## TASK TO CARRY OUT
Gather all lines with "true" from the records.

## SUPPLIED INFORMATION
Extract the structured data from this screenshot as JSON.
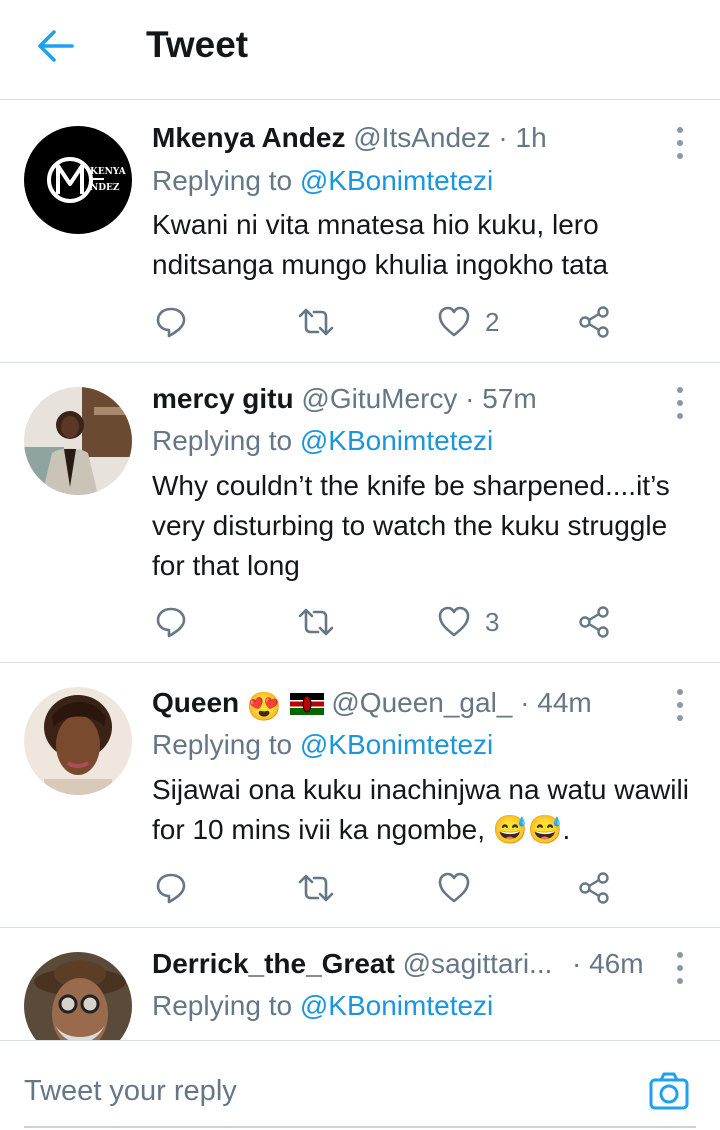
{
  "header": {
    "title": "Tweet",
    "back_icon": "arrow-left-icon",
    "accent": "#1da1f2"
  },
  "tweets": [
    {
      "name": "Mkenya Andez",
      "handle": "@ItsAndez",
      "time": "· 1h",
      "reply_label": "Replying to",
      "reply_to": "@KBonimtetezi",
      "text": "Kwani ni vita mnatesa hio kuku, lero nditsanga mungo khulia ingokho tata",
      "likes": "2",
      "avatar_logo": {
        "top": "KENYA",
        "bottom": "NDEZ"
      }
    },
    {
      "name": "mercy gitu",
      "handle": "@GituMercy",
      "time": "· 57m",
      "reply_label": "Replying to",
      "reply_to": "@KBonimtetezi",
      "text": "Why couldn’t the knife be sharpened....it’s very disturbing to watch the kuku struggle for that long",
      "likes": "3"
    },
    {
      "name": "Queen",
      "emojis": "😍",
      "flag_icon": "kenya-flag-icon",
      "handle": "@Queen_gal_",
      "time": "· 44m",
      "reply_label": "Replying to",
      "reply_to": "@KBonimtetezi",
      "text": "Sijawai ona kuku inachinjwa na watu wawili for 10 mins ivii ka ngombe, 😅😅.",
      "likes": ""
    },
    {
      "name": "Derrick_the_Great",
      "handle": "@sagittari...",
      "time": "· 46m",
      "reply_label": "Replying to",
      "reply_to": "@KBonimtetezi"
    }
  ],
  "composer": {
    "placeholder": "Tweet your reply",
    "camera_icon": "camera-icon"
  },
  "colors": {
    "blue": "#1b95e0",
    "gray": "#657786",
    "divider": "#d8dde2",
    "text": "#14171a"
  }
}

--

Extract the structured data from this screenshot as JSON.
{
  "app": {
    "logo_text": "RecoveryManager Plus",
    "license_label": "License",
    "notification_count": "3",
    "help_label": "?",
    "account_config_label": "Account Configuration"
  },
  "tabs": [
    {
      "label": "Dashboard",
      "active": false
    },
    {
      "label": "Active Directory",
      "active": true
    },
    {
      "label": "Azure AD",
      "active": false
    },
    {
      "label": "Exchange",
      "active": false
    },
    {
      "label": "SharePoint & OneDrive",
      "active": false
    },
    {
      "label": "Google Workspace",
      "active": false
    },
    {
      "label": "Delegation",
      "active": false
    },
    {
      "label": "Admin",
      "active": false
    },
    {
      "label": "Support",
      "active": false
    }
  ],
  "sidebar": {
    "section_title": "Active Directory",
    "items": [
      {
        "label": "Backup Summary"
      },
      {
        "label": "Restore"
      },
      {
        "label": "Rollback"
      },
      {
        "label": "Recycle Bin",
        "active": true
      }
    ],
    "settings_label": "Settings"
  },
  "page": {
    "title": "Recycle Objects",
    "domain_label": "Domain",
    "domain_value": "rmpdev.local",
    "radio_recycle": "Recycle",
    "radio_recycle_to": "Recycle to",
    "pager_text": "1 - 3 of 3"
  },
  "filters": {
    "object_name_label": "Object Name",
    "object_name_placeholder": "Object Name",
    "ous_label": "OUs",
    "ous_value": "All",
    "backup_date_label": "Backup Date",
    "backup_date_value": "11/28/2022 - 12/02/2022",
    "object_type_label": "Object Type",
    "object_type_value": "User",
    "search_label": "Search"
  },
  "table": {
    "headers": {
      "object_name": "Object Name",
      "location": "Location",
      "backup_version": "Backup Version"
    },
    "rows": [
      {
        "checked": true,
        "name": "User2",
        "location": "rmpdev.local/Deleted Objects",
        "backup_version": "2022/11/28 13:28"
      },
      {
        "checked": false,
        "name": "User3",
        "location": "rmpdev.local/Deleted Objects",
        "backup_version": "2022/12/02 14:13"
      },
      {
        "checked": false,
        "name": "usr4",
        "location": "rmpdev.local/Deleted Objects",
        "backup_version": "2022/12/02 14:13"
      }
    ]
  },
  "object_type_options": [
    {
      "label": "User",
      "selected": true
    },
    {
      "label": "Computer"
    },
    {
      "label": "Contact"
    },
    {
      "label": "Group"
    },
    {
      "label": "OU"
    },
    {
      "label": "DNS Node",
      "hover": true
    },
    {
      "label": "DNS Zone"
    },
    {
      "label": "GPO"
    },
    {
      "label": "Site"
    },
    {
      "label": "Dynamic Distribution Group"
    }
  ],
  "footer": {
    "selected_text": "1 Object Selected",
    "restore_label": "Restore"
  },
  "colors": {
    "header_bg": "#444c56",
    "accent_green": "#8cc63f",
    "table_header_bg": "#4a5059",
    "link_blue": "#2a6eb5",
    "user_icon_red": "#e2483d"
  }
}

* * *

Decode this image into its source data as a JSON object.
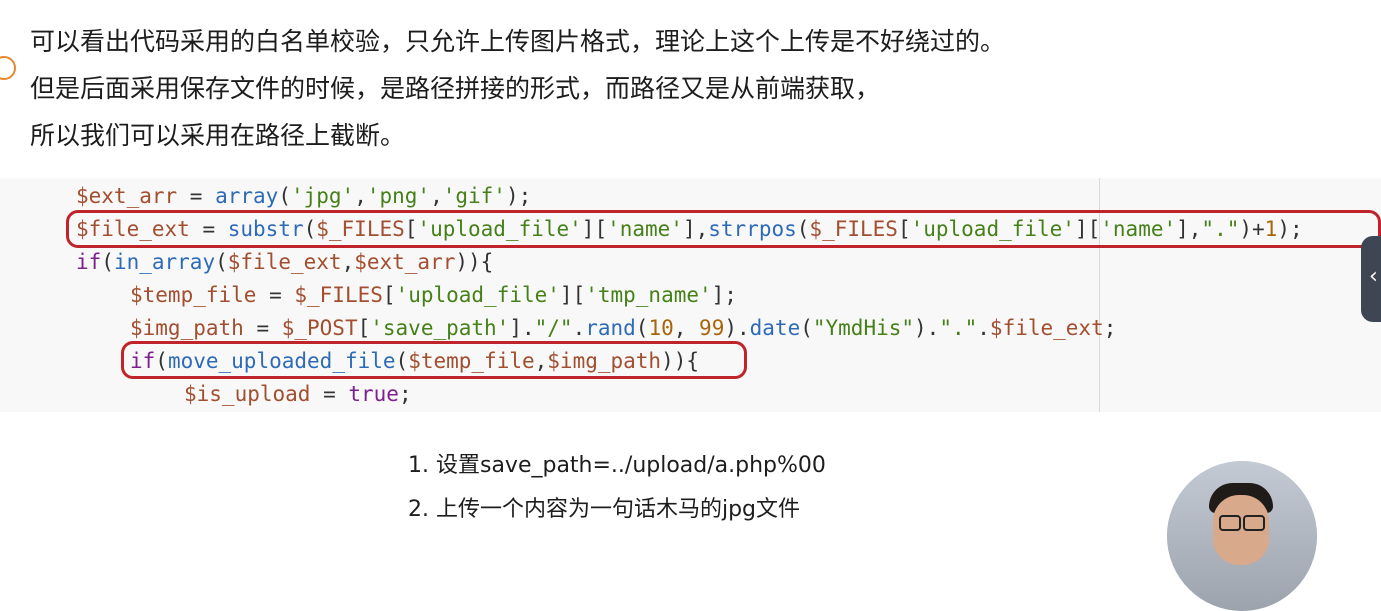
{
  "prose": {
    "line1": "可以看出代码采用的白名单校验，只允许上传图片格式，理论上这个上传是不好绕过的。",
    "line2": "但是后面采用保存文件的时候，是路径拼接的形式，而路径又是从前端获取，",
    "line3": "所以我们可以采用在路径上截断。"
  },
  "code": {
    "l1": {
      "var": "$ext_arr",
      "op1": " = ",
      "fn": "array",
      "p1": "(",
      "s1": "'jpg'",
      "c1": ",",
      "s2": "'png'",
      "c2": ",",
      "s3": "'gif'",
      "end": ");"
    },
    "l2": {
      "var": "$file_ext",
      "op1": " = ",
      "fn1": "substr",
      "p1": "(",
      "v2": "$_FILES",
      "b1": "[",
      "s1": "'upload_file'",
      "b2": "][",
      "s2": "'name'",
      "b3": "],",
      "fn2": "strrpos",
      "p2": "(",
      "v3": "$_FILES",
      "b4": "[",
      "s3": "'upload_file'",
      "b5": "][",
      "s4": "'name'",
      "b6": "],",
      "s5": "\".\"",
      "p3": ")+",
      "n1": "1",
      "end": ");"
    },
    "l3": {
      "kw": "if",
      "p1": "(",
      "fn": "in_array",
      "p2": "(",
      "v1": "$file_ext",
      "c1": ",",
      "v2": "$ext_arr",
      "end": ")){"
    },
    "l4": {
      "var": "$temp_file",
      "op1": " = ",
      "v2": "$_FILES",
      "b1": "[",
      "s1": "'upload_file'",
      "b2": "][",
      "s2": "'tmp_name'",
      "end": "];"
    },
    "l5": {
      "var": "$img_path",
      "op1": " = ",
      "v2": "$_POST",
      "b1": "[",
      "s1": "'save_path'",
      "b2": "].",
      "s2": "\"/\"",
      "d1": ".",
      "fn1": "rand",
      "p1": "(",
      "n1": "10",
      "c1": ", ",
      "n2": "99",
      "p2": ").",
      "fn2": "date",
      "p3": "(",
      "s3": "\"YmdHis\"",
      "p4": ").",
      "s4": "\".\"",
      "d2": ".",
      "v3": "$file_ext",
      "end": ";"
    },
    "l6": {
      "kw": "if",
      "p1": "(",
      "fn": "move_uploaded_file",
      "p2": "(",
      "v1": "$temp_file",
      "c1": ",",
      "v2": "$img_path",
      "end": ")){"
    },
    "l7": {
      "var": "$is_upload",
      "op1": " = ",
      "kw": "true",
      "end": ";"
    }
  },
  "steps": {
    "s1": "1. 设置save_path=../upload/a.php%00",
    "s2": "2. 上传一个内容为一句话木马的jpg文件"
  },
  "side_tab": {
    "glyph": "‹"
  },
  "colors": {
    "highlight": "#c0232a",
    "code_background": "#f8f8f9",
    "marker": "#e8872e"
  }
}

## RESPONSE TO THIS EXERCISE
      "active": true
        "active": true
        "checked": true,
      "selected": true
      "hover": true
      "kw": "true",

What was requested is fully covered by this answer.